**DATA SUPPLIED:**
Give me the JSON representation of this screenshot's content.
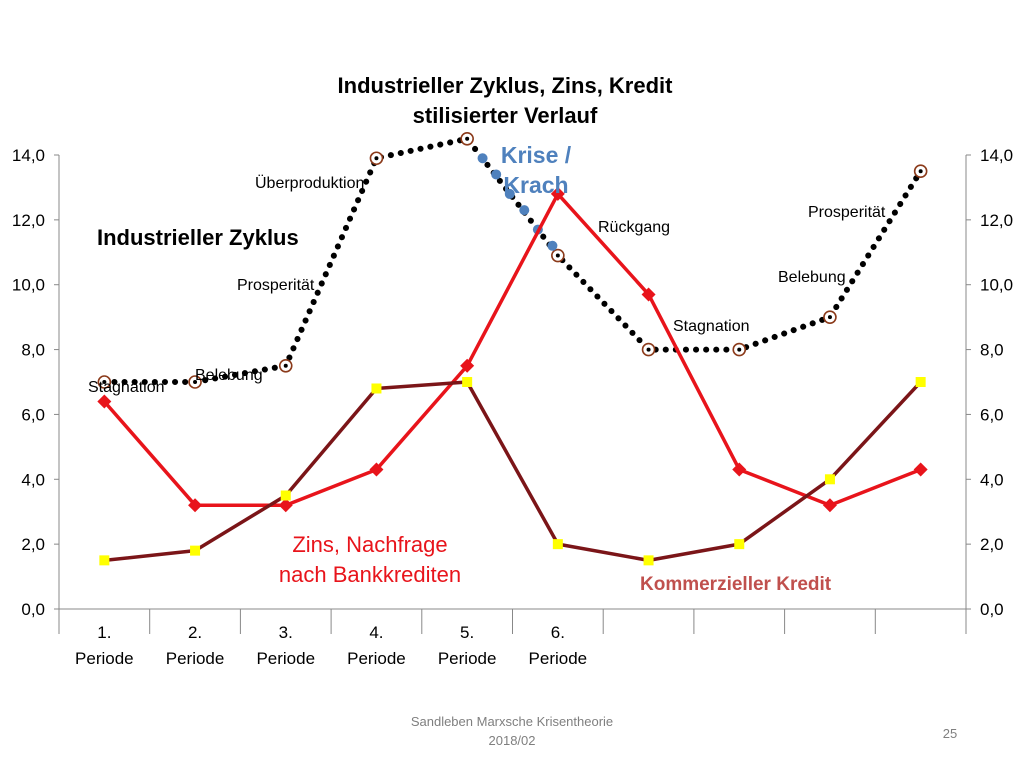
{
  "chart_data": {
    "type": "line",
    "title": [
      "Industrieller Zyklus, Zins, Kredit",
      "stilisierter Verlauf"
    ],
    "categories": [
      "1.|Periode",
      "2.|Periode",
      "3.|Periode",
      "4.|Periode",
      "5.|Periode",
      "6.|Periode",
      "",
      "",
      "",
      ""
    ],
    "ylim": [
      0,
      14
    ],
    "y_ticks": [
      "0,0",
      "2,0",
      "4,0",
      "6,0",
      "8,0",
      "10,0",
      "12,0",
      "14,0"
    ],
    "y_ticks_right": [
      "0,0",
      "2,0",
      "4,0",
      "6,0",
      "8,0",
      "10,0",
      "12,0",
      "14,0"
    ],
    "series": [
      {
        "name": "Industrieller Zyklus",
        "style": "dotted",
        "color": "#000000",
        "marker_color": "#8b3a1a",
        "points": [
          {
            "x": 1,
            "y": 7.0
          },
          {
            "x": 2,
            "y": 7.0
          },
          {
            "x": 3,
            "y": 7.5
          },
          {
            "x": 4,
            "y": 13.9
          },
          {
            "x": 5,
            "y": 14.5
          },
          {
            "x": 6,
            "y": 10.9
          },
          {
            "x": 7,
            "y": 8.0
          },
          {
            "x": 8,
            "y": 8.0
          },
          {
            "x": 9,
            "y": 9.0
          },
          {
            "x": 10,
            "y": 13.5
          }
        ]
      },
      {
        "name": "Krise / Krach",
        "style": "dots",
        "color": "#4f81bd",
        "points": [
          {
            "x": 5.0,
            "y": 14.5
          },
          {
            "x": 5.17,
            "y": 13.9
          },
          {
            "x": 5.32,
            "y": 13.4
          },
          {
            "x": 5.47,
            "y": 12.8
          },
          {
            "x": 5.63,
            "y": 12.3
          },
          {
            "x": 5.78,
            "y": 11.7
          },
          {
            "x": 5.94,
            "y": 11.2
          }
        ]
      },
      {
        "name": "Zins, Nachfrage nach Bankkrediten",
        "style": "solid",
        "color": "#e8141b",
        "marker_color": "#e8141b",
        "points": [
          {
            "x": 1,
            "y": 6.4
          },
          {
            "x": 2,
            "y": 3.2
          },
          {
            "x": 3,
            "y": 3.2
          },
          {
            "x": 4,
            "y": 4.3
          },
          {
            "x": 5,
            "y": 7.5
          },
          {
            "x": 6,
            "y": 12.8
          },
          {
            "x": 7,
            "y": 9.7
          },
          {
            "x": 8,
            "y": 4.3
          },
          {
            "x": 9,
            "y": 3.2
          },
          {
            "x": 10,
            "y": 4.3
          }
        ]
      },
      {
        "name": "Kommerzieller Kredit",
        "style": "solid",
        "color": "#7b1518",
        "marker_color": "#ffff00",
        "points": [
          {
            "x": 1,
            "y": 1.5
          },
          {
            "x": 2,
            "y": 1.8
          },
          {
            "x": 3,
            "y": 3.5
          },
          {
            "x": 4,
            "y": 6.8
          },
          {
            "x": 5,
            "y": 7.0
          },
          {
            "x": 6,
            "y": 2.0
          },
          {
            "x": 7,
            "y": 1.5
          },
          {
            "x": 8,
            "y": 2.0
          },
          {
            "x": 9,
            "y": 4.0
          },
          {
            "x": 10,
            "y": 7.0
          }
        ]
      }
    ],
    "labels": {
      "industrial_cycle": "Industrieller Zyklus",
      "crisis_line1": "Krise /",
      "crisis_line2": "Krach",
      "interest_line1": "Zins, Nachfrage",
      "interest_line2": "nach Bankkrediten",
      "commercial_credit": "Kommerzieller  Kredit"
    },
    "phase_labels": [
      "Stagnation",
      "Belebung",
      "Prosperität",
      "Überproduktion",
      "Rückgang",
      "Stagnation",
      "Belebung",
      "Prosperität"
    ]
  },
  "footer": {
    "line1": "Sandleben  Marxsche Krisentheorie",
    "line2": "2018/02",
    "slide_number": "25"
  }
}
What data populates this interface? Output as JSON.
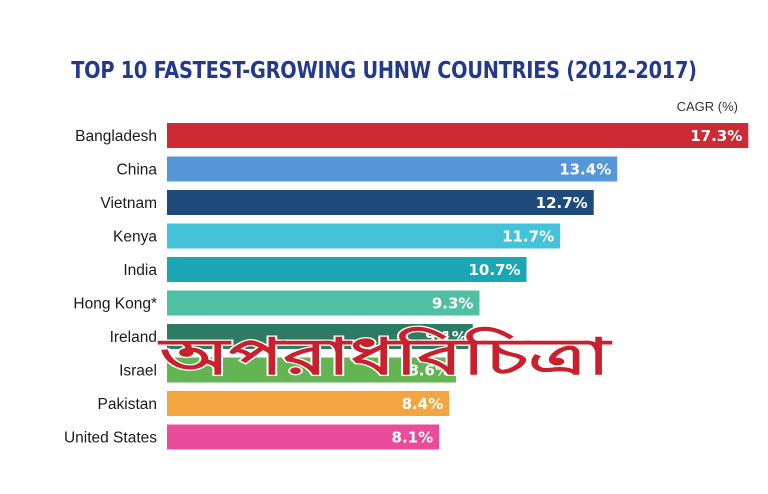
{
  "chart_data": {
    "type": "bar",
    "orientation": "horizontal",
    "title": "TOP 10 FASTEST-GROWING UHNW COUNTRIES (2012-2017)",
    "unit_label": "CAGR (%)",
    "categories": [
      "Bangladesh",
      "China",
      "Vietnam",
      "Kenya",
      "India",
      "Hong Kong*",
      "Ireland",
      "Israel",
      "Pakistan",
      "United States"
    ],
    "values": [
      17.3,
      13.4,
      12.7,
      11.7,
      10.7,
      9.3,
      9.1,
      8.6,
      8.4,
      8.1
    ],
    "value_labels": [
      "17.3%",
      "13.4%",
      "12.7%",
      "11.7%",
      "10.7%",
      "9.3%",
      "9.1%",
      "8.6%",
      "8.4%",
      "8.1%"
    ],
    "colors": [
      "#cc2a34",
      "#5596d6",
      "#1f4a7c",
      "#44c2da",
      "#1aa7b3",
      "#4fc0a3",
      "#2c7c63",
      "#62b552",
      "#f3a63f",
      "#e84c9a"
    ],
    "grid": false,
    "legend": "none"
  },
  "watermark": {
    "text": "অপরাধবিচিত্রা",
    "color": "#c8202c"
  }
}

**GIVEN PROBLEM:**
Retype exactly, and only, the lines from the one containing "What data populates" through the end of the material, leaving aside every picture.

**RESULT:**
What data populates this interface? Output as JSON.
{
  "chart_data": {
    "type": "bar",
    "orientation": "horizontal",
    "title": "TOP 10 FASTEST-GROWING UHNW COUNTRIES (2012-2017)",
    "unit_label": "CAGR (%)",
    "categories": [
      "Bangladesh",
      "China",
      "Vietnam",
      "Kenya",
      "India",
      "Hong Kong*",
      "Ireland",
      "Israel",
      "Pakistan",
      "United States"
    ],
    "values": [
      17.3,
      13.4,
      12.7,
      11.7,
      10.7,
      9.3,
      9.1,
      8.6,
      8.4,
      8.1
    ],
    "value_labels": [
      "17.3%",
      "13.4%",
      "12.7%",
      "11.7%",
      "10.7%",
      "9.3%",
      "9.1%",
      "8.6%",
      "8.4%",
      "8.1%"
    ],
    "colors": [
      "#cc2a34",
      "#5596d6",
      "#1f4a7c",
      "#44c2da",
      "#1aa7b3",
      "#4fc0a3",
      "#2c7c63",
      "#62b552",
      "#f3a63f",
      "#e84c9a"
    ],
    "grid": false,
    "legend": "none"
  },
  "watermark": {
    "text": "অপরাধবিচিত্রা",
    "color": "#c8202c"
  }
}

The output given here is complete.